I was reading an obit of Bobby Fischer the other day. It was a couple of pages long; after the initial mandatory homage to his phenonmenal chess-playing ability, it spent most of the two pages discussing whether his lack of friends and a wife was a sign of some form of social dysfunction.
It is an odd fact that our society, which claims to be freer and more understanding of individual desires and impulses than any has ever been before, has a name for every state that is even marginally removed from what we are conditioned to think of as normal. The ancient Greeks, on the other hand, did not even have a word for homosexuality. Why, if we have no word for people who have different preferences in the best way to cook liverwurst or enjoy the poetry of Walt Whitman, should we have a word for people who have different preferences in this?
Some of the greatest geniuses of the world were so far removed from traditional marital bliss that they wouldn't have been able to see it with the Hubble Telescope; in Byron's day the general public may have considered him eccentric, but by all accounts nobody went around after him with a notepad trying to decide in which chromosome the deficiency lay. If he had tried to curb his instincts he may never have been Byron; whether he would have been happier that way is debatable, and Romanticism would have lost one of its most exalted votaries.

-----

### To do
1. Quote the essay about Bobby Fischer's obituary word for word, from "I was reading" to "preferences in this?", both ends included.
2. Name every person the essay about Bobby Fischer's obituary mentions by name.
3. Carry on the essay about Bobby Fischer's obituary from its last sentence.

-----

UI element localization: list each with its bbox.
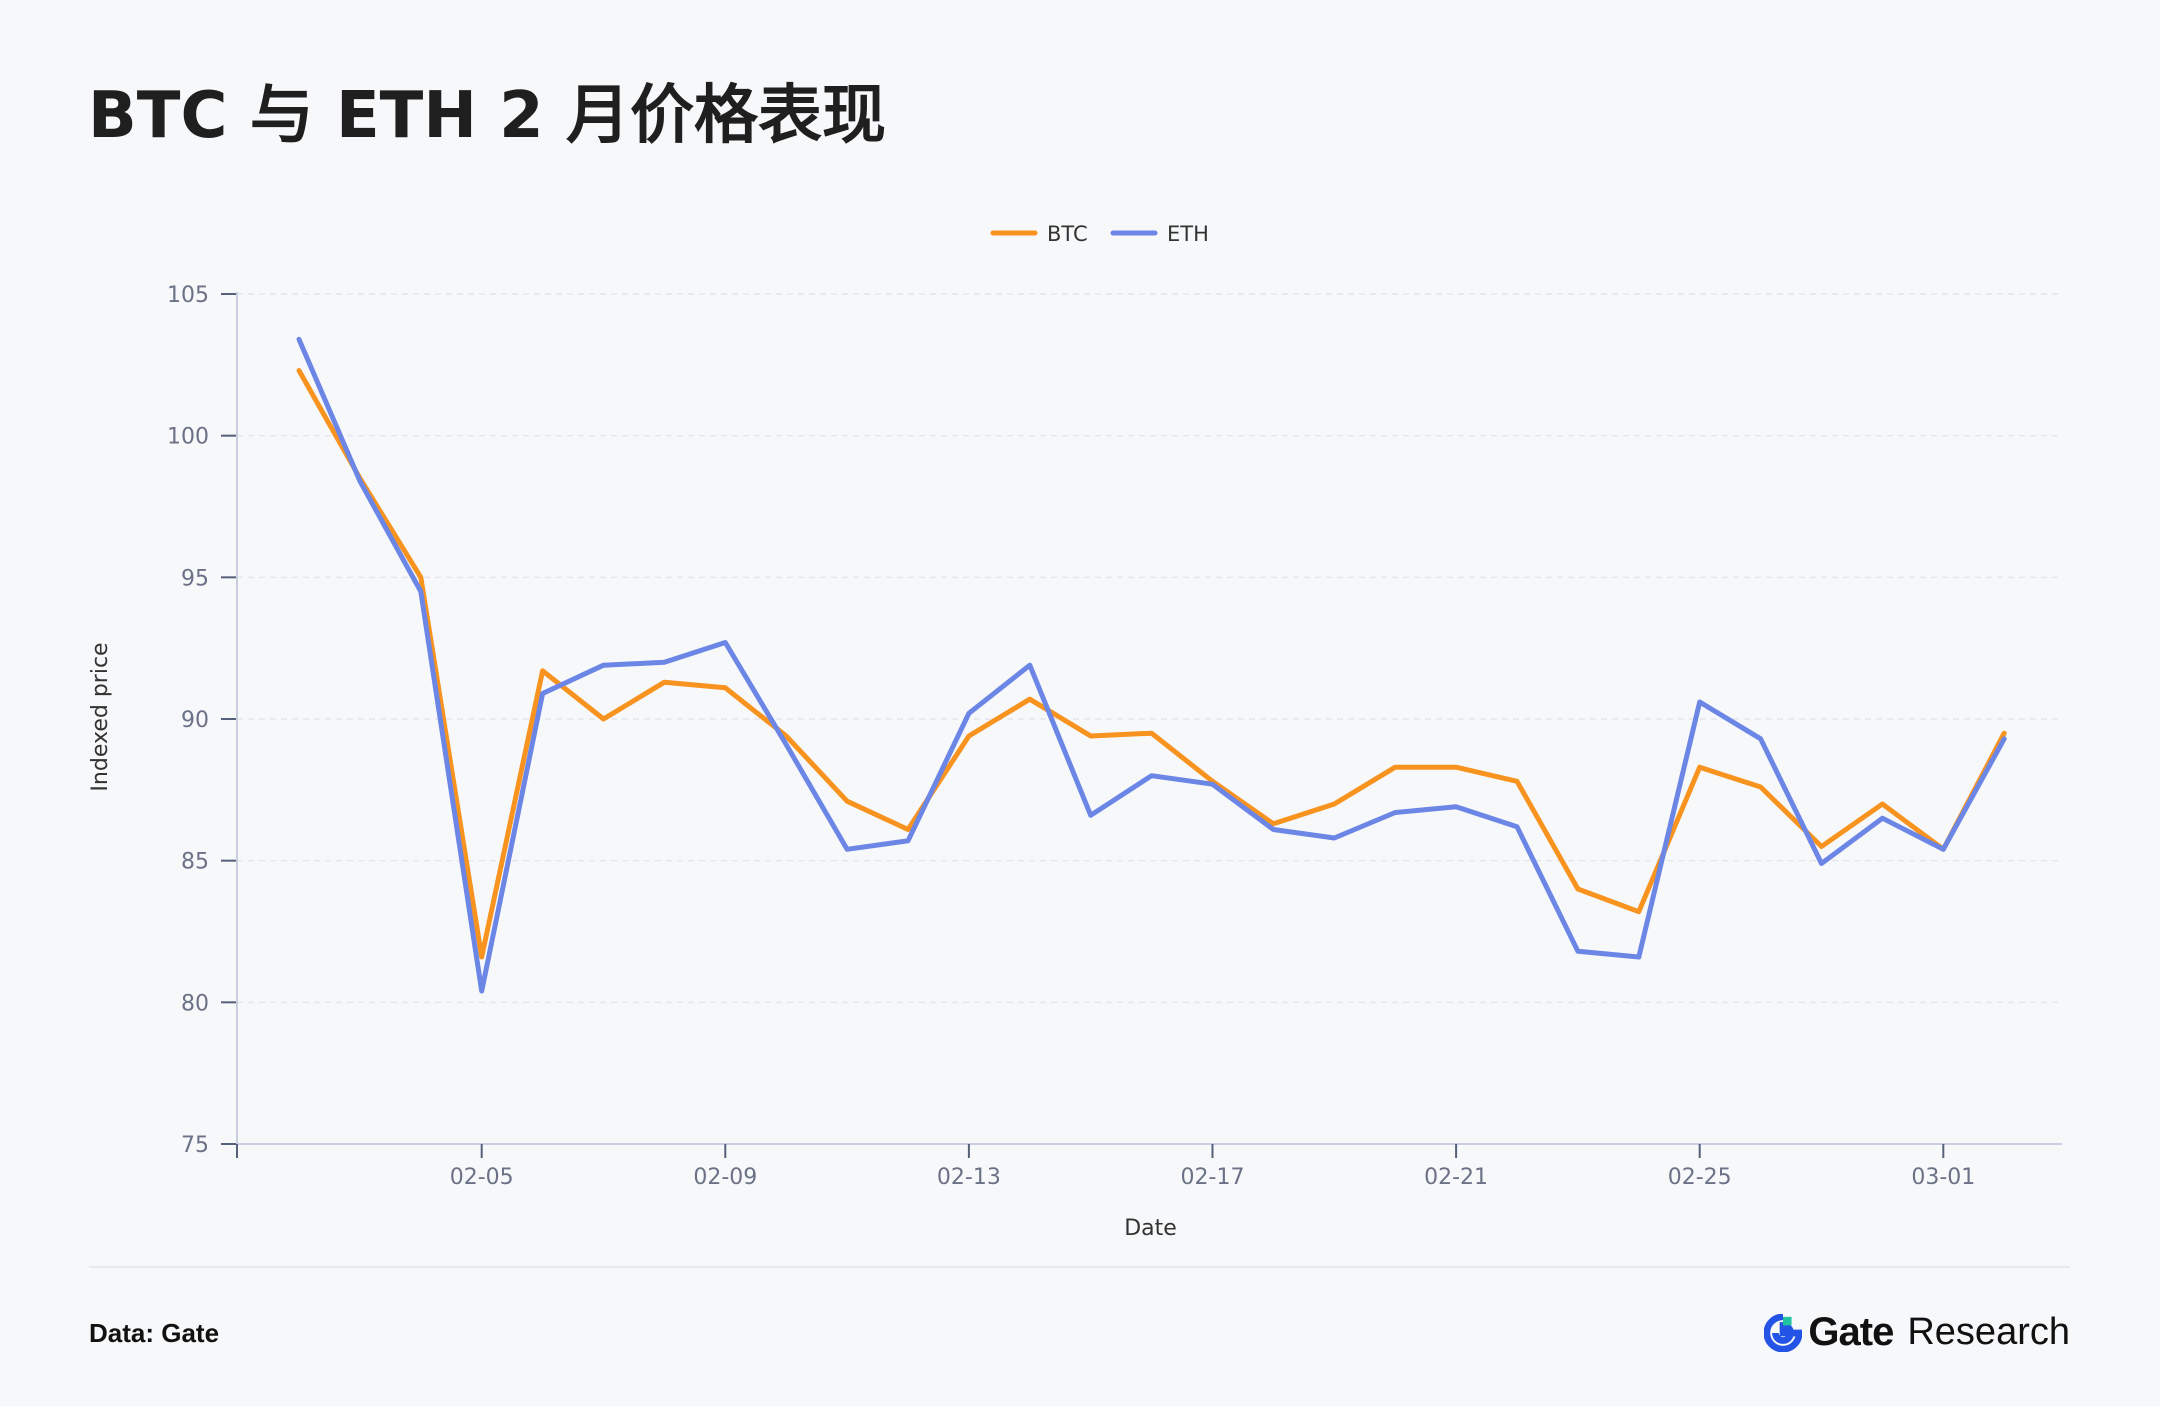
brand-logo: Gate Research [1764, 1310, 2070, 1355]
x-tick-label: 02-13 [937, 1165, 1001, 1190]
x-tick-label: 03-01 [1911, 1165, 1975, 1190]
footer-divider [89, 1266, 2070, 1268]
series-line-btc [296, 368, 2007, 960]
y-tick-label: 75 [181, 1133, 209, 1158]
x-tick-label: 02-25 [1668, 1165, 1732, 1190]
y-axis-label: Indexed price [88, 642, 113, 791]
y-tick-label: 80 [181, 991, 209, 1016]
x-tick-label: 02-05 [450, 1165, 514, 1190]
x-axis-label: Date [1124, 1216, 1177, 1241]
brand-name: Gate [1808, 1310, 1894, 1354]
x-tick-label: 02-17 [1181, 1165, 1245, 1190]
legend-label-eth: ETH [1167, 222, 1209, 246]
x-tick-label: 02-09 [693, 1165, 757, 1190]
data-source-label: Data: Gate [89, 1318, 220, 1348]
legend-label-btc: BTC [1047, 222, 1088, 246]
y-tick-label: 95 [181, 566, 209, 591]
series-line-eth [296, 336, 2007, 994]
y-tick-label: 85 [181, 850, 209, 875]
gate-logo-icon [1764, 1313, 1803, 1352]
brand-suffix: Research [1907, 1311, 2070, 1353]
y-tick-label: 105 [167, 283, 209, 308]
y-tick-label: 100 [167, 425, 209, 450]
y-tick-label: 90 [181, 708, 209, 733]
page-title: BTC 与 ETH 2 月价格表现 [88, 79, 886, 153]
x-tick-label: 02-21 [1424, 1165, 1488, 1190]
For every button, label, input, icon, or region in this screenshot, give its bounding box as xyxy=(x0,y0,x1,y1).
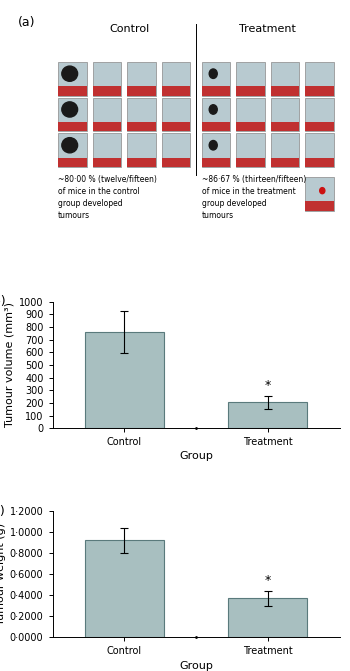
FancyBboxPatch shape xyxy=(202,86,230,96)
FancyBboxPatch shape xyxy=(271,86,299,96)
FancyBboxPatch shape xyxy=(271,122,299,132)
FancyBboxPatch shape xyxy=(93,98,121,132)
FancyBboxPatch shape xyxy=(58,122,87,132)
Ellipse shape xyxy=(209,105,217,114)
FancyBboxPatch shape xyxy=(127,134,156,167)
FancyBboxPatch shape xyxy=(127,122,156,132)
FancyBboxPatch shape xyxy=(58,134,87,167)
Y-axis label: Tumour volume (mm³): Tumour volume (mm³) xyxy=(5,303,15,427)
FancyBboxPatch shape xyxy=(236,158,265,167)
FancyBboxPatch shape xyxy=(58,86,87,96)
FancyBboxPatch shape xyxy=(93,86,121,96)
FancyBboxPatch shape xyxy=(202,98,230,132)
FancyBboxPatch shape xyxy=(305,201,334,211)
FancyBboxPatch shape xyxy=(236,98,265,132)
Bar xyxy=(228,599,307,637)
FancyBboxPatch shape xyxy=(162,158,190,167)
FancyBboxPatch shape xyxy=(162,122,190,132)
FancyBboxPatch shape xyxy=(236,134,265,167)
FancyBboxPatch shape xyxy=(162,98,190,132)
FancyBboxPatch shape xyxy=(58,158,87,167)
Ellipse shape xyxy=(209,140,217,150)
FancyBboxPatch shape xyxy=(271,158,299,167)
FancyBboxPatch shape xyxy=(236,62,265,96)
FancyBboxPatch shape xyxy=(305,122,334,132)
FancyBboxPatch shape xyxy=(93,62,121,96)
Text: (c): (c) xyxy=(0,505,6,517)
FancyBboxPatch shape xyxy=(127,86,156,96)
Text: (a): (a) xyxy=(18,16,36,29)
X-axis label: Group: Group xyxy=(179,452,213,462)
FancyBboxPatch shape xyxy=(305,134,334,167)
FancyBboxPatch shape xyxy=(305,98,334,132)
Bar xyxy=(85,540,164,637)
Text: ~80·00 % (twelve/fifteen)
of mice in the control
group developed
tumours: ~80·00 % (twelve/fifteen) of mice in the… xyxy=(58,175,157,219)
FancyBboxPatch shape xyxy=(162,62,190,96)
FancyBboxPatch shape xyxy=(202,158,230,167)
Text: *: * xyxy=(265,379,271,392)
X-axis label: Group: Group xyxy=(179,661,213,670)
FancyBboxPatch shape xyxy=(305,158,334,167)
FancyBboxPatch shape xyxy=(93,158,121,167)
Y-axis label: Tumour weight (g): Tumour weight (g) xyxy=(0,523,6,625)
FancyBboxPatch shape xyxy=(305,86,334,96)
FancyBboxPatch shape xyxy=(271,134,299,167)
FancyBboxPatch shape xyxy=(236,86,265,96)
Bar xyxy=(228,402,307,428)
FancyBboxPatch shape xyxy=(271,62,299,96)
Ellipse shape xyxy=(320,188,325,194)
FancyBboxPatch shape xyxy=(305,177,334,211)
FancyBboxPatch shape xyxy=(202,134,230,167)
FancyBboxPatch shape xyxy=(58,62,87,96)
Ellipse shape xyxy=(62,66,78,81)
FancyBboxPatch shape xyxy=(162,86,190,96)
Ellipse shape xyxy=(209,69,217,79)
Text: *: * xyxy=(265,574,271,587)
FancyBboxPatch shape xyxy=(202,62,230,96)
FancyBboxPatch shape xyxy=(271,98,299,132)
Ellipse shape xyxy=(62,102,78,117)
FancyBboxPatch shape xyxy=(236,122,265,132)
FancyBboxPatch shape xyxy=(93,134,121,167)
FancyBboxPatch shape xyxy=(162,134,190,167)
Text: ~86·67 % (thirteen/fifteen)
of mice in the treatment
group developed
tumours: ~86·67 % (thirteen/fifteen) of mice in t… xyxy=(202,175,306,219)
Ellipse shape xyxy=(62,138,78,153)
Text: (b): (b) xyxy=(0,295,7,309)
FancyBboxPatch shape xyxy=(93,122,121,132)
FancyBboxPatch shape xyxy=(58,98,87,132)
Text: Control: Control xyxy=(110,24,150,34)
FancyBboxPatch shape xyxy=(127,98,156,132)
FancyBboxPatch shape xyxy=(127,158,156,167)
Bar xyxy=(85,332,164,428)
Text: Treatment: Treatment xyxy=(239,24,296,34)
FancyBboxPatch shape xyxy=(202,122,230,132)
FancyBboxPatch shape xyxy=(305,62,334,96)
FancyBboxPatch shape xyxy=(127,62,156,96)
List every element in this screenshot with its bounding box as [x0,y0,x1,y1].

-----

### Answers in order
1.
I was reading an obit of Bobby Fischer the other day. It was a couple of pages long; after the initial mandatory homage to his phenonmenal chess-playing ability, it spent most of the two pages discussing whether his lack of friends and a wife was a sign of some form of social dysfunction.
It is an odd fact that our society, which claims to be freer and more understanding of individual desires and impulses than any has ever been before, has a name for every state that is even marginally removed from what we are conditioned to think of as normal. The ancient Greeks, on the other hand, did not even have a word for homosexuality. Why, if we have no word for people who have different preferences in the best way to cook liverwurst or enjoy the poetry of Walt Whitman, should we have a word for people who have different preferences in this?

2. Bobby Fischer, Walt Whitman, Byron

3.
The bloodletting over Alexander's empire after his death was, they say, caused because he was not sensible. If he'd been sensible he would have married before he left Macedon, or at least as soon as he entered Babylon the first time, and failing everything else he would have left his empire to someone other than kratistos. If he'd been sensible he probably would have done all those things, and he would not have tried to conquer Persia by doing battle on Darius's terrain with less than a tenth as many men as his enemy. If he'd been sensible there may have been no bloodletting over his empire simply because there may have been no empire.
Scott Adams has written a succint blog piece on the subject of what the chaps at the cutting-table would probably call being socially challenged; when the wheel really does come full circle, perhaps this will go back to being the kind of eccentricity that is good for a laugh at the local pub but otherwise harmless.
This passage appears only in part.